══ Data provided ══

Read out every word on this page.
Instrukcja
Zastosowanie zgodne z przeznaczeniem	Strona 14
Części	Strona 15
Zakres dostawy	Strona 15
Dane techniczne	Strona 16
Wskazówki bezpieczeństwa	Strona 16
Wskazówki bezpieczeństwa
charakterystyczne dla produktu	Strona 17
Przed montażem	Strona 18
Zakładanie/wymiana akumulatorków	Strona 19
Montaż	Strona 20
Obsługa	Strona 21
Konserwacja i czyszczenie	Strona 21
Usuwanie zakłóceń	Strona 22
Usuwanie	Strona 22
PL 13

═══

The request »
Repeat all of the records above exactly as written.

Result for this exercise »
Read out every word on this page.
Instrukcja
Zastosowanie zgodne z przeznaczeniem	Strona 14
Części	Strona 15
Zakres dostawy	Strona 15
Dane techniczne	Strona 16
Wskazówki bezpieczeństwa	Strona 16
Wskazówki bezpieczeństwa
charakterystyczne dla produktu	Strona 17
Przed montażem	Strona 18
Zakładanie/wymiana akumulatorków	Strona 19
Montaż	Strona 20
Obsługa	Strona 21
Konserwacja i czyszczenie	Strona 21
Usuwanie zakłóceń	Strona 22
Usuwanie	Strona 22
PL 13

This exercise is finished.